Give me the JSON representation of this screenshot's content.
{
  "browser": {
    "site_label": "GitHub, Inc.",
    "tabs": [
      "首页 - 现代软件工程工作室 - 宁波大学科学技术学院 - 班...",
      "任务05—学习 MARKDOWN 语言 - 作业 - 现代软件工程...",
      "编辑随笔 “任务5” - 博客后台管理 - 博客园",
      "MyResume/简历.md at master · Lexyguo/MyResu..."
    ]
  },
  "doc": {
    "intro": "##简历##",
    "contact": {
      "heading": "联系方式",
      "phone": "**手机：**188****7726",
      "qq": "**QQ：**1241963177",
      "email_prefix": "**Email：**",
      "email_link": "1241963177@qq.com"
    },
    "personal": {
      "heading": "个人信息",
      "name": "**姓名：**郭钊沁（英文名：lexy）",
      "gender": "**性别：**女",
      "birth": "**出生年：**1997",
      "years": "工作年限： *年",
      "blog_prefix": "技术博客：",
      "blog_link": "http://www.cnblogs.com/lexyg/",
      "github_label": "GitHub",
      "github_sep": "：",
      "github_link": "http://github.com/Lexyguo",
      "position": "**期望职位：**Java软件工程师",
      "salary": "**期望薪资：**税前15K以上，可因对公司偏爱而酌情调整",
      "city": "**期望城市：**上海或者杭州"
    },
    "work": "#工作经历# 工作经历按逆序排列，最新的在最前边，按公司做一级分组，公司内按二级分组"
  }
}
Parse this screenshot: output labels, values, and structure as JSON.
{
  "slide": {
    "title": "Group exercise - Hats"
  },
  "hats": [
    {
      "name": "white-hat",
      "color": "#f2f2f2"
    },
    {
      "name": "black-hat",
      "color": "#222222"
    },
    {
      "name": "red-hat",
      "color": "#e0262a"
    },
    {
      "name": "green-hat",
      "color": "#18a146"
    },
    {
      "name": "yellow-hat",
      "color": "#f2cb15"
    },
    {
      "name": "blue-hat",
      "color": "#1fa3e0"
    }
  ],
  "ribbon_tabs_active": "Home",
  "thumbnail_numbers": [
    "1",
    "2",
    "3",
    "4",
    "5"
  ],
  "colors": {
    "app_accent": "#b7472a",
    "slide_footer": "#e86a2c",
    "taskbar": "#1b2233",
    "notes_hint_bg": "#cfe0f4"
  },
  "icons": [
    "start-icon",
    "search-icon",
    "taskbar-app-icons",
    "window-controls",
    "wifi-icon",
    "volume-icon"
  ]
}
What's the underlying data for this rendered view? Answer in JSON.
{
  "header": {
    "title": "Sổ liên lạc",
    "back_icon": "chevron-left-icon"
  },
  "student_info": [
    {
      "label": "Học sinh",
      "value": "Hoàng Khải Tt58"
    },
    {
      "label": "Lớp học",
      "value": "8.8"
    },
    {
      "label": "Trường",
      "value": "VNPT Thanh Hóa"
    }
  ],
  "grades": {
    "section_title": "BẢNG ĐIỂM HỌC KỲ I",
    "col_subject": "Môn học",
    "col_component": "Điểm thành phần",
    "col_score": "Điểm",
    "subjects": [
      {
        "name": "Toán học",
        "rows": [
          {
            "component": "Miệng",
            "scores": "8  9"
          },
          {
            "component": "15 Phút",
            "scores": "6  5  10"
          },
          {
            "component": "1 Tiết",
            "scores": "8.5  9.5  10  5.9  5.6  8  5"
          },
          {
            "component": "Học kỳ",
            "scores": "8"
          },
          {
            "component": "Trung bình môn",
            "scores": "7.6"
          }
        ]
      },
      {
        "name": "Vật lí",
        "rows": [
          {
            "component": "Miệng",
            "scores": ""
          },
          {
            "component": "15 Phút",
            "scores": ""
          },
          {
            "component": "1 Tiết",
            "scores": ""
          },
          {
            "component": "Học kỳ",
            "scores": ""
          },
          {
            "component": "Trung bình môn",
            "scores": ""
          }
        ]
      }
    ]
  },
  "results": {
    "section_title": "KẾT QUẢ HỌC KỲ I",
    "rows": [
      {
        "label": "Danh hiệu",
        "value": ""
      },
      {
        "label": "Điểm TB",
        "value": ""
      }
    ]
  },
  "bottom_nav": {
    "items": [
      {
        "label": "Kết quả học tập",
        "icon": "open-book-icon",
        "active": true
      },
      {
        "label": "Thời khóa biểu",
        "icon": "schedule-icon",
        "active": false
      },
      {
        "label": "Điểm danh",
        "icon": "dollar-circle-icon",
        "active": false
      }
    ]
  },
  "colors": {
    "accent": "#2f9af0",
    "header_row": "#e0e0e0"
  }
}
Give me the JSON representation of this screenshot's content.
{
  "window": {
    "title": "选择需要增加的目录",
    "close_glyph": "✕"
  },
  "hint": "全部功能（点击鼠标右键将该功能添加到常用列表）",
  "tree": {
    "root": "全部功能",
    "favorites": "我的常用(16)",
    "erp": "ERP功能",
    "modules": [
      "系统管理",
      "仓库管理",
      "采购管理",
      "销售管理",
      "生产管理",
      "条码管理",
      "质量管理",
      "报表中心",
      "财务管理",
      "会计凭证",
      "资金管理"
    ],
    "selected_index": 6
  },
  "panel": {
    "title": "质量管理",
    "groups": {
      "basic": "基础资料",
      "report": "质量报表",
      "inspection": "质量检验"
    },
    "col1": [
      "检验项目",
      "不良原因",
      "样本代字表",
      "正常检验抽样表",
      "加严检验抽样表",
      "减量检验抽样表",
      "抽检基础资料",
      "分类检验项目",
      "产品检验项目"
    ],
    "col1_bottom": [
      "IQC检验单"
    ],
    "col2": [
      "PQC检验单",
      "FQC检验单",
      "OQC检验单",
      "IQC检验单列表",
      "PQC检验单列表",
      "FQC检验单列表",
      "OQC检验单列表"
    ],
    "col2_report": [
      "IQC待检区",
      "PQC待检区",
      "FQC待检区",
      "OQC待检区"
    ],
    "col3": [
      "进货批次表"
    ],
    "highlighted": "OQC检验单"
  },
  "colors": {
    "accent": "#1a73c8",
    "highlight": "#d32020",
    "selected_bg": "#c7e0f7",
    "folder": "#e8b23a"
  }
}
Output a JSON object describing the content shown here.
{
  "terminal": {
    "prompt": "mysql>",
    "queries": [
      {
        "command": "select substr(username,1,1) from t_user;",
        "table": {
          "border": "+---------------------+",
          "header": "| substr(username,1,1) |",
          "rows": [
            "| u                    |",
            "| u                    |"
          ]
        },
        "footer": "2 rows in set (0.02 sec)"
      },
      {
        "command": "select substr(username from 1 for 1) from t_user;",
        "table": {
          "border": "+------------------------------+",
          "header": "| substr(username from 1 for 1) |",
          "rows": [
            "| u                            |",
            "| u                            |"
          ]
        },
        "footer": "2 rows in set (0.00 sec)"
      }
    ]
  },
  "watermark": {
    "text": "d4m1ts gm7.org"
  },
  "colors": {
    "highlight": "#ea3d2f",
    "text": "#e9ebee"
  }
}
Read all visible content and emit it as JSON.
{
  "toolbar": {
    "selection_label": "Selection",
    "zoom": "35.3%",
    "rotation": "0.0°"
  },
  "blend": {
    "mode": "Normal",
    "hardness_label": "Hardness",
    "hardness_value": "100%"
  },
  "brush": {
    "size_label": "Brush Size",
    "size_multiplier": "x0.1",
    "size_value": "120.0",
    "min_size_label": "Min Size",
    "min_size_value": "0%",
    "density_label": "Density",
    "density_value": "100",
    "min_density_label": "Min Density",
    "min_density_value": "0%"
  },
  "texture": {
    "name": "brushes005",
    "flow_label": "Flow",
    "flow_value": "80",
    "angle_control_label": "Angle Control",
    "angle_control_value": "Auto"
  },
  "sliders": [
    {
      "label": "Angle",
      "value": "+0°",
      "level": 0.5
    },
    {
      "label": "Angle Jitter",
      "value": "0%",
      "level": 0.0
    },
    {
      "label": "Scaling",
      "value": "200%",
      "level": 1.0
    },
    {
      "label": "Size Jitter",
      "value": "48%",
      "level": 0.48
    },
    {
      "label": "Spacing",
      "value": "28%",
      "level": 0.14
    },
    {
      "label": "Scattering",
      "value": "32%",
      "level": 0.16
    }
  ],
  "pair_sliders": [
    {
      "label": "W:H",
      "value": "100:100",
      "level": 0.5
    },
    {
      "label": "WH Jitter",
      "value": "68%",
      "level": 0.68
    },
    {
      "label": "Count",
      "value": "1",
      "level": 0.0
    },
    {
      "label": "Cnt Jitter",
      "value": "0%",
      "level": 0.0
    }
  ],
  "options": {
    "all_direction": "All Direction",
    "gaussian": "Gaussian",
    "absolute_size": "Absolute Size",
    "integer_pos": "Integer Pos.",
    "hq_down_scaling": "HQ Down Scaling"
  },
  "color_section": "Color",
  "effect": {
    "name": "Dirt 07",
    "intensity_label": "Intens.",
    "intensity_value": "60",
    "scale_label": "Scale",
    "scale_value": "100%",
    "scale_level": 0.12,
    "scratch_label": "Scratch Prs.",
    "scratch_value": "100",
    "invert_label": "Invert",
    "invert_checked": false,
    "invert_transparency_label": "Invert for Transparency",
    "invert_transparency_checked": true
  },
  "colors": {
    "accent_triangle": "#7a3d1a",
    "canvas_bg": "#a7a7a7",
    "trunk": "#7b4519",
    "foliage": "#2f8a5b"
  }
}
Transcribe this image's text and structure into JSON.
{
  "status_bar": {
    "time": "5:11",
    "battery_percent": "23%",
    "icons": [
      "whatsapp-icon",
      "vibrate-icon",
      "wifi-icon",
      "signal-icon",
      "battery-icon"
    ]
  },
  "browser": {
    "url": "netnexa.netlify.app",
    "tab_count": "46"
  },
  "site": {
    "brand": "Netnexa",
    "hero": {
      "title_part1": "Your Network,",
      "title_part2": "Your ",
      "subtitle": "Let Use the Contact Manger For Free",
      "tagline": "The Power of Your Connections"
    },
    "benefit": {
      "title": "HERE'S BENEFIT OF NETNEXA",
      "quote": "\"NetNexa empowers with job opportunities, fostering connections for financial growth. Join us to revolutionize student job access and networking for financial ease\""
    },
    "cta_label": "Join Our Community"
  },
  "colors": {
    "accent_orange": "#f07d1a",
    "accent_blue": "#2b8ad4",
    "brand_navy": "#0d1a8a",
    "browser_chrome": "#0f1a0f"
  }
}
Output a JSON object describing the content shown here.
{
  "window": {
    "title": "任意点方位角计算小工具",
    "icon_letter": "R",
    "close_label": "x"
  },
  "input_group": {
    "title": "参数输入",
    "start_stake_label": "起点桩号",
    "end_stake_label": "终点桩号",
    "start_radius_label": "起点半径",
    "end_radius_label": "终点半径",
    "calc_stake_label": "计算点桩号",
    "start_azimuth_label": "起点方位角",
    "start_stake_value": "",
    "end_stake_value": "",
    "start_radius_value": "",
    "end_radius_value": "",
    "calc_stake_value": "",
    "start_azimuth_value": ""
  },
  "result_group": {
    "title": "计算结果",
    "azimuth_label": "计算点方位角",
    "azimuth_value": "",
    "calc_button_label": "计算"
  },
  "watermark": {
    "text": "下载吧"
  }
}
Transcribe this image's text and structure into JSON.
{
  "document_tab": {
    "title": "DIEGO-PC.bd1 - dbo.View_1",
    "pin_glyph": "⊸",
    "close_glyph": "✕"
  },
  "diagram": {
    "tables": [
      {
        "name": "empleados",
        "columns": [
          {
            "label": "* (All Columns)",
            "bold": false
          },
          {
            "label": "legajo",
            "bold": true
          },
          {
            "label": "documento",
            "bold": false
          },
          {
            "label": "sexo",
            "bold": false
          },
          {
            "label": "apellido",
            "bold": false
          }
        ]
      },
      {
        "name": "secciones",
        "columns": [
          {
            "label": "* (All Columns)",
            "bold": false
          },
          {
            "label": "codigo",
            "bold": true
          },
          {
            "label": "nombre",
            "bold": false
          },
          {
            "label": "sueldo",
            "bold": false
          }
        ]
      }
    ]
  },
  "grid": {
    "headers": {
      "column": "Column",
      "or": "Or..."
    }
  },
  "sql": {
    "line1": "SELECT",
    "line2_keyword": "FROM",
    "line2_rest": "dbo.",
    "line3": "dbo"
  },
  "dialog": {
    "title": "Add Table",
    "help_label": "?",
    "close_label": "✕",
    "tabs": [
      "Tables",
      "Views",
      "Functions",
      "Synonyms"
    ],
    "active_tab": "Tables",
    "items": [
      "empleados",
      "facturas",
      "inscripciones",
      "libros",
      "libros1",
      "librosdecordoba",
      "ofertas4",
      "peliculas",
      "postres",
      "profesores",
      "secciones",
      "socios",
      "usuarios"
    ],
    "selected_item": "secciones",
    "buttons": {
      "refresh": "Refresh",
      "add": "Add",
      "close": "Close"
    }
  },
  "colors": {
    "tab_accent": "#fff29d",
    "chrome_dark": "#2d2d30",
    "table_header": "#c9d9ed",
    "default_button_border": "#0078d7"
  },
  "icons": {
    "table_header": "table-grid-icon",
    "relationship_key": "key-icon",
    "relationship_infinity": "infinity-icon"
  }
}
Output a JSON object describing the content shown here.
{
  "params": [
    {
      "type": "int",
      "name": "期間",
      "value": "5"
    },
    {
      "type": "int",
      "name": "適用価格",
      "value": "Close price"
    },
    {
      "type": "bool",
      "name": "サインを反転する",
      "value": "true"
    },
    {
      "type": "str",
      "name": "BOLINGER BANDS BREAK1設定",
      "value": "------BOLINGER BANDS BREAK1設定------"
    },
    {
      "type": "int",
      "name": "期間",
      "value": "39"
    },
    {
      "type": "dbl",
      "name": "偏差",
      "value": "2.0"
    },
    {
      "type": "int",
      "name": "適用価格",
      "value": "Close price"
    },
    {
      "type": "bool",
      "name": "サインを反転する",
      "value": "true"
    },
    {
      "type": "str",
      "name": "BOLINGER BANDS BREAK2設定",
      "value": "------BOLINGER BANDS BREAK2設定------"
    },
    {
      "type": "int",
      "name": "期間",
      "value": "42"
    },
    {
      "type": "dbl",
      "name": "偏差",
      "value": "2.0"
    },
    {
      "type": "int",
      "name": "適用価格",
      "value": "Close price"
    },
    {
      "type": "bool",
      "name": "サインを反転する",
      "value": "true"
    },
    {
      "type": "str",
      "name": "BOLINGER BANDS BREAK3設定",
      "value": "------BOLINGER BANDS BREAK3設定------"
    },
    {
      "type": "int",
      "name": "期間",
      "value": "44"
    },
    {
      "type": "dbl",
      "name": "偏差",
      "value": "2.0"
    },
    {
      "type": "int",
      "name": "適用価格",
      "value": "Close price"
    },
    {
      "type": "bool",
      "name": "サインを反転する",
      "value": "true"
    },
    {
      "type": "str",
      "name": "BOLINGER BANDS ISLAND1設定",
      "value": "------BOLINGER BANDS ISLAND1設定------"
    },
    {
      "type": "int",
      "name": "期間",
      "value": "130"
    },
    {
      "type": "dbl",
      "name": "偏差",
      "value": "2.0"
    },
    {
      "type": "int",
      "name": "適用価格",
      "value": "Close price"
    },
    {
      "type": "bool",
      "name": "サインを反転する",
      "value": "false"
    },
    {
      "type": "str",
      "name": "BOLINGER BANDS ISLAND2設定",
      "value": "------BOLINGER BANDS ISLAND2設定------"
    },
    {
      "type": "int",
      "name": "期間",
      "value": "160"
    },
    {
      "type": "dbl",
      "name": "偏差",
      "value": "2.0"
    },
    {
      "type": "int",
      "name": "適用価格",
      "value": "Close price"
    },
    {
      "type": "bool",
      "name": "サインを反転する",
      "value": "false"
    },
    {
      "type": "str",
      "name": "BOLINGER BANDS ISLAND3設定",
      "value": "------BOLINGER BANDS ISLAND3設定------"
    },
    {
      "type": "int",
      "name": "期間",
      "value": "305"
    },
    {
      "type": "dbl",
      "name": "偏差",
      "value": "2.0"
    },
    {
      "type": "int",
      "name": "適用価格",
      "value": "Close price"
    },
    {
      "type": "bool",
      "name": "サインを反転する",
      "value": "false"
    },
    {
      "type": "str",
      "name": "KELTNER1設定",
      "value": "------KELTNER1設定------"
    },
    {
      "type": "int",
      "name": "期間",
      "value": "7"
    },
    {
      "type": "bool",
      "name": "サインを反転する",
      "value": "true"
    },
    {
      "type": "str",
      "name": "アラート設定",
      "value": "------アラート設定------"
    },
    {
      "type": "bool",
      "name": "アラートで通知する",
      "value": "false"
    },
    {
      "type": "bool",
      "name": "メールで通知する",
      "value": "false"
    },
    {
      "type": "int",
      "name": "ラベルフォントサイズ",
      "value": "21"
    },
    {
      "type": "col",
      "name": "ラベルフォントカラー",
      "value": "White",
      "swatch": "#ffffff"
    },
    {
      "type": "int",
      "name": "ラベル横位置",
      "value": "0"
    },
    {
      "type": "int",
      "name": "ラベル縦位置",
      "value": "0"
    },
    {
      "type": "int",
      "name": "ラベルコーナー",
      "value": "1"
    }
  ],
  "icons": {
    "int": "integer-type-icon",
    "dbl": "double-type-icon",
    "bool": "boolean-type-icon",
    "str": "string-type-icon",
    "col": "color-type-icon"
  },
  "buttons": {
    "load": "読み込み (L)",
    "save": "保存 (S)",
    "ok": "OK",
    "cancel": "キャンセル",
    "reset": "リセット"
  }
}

==*==

» **Request**:
For each line in the data above that contains the string "substr", extract the line.

» **Task answer**:
        "command": "select substr(username,1,1) from t_user;",
          "header": "| substr(username,1,1) |",
        "command": "select substr(username from 1 for 1) from t_user;",
          "header": "| substr(username from 1 for 1) |",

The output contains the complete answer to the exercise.